== Record extracts ==

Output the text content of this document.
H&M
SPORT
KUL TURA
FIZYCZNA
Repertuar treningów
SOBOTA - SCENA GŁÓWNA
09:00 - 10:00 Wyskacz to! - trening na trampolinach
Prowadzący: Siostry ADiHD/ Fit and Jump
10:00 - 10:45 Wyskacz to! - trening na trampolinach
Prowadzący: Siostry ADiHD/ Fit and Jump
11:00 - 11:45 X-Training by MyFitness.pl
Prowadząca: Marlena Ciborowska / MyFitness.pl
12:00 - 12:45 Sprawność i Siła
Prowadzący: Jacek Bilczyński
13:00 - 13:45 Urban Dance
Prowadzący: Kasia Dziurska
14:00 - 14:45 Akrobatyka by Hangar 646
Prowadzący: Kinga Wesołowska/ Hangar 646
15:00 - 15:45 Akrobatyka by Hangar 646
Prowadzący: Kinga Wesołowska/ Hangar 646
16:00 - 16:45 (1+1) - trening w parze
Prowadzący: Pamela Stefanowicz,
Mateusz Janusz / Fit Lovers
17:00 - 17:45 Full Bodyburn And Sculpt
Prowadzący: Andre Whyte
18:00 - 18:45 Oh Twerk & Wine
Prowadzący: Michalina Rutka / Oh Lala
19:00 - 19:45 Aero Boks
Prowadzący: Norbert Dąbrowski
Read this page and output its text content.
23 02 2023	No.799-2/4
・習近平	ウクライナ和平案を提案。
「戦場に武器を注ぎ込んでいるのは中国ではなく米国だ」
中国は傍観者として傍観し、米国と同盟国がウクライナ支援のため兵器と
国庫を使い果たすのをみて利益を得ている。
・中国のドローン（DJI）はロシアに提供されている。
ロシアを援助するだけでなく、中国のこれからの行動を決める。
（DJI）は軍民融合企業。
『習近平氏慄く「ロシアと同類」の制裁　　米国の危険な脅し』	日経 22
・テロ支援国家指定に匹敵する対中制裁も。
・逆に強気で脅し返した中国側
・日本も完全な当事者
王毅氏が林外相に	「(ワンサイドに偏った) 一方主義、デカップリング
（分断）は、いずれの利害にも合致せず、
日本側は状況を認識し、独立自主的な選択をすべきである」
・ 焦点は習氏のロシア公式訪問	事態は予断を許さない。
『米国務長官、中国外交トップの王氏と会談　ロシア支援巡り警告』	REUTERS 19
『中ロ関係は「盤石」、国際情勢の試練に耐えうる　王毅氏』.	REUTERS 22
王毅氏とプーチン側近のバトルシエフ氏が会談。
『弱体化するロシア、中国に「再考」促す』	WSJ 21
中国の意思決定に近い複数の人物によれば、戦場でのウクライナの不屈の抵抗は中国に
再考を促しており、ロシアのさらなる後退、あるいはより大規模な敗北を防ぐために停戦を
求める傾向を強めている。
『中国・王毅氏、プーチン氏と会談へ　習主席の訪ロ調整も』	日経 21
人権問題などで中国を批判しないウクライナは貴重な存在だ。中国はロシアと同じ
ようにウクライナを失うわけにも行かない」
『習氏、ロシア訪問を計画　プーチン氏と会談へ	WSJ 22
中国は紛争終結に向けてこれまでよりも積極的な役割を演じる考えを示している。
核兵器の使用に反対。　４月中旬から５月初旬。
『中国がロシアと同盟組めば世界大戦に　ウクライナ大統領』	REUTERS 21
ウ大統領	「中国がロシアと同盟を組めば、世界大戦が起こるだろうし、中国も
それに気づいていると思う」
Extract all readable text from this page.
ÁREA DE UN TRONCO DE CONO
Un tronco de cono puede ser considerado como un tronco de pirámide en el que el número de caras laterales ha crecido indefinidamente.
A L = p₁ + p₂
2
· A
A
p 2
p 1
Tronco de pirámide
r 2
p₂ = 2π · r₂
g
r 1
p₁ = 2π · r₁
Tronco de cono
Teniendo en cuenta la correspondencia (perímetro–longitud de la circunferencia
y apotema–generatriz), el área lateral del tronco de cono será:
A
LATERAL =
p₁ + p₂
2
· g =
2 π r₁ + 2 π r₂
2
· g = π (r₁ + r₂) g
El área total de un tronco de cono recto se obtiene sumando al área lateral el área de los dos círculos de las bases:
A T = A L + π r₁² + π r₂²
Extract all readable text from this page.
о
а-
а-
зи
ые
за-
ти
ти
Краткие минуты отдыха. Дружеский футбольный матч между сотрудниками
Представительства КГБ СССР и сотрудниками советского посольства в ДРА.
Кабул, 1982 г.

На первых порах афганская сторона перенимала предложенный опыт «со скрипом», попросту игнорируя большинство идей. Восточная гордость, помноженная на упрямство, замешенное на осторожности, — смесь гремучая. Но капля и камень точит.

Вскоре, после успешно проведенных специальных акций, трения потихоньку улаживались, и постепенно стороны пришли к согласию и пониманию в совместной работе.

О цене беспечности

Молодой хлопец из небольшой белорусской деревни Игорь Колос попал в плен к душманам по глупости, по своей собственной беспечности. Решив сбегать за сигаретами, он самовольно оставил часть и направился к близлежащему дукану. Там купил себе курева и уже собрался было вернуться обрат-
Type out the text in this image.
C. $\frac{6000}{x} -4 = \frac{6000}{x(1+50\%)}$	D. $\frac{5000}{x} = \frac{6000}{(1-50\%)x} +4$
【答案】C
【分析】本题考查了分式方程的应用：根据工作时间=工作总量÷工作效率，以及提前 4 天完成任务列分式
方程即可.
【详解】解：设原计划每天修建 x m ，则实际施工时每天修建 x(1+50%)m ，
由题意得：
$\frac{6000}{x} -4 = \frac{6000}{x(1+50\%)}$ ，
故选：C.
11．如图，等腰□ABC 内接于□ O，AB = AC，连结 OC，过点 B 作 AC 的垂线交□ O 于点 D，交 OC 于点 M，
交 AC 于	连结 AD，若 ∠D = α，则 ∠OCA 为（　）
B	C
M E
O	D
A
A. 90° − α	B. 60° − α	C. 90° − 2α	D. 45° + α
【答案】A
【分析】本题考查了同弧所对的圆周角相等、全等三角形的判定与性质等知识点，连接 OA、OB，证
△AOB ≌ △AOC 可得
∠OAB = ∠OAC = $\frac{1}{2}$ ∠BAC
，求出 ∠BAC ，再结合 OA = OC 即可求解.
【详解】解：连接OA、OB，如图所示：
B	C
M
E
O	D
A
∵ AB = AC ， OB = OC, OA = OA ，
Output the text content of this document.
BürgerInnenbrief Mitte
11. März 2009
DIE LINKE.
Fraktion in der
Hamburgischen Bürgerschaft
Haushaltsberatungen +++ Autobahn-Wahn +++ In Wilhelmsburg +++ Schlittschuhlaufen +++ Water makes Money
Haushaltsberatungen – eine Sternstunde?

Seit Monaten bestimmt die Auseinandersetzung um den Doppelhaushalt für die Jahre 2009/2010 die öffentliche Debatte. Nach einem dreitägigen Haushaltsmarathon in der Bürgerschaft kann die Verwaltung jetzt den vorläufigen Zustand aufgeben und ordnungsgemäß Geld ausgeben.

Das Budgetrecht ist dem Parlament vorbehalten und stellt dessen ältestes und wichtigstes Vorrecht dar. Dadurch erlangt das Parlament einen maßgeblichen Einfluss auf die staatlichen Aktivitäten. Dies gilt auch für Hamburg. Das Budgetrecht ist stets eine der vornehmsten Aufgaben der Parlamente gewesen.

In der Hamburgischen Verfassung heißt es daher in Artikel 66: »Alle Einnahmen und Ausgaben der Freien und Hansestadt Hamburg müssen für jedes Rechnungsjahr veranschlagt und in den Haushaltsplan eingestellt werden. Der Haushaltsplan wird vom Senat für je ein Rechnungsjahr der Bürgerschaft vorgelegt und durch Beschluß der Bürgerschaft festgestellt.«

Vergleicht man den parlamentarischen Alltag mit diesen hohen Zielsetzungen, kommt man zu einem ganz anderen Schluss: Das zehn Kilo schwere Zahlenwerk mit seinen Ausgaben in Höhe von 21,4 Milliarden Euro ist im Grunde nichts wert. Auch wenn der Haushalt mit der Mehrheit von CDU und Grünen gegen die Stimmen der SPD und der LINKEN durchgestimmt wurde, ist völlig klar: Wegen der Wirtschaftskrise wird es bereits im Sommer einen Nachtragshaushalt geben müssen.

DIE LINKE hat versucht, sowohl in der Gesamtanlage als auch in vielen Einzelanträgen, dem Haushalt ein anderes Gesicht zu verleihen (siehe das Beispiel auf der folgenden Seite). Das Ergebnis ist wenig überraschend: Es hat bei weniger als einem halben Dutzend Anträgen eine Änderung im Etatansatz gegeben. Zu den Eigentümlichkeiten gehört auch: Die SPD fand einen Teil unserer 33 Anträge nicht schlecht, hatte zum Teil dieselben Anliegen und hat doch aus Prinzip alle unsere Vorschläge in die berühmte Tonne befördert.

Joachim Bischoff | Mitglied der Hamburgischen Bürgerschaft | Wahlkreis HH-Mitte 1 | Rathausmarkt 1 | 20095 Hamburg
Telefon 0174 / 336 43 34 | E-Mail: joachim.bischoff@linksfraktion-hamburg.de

===

**Task to complete**
Each line that holds the word "Akrobatyka" should be extracted from the records.

**Full answer**
14:00 - 14:45 Akrobatyka by Hangar 646
15:00 - 15:45 Akrobatyka by Hangar 646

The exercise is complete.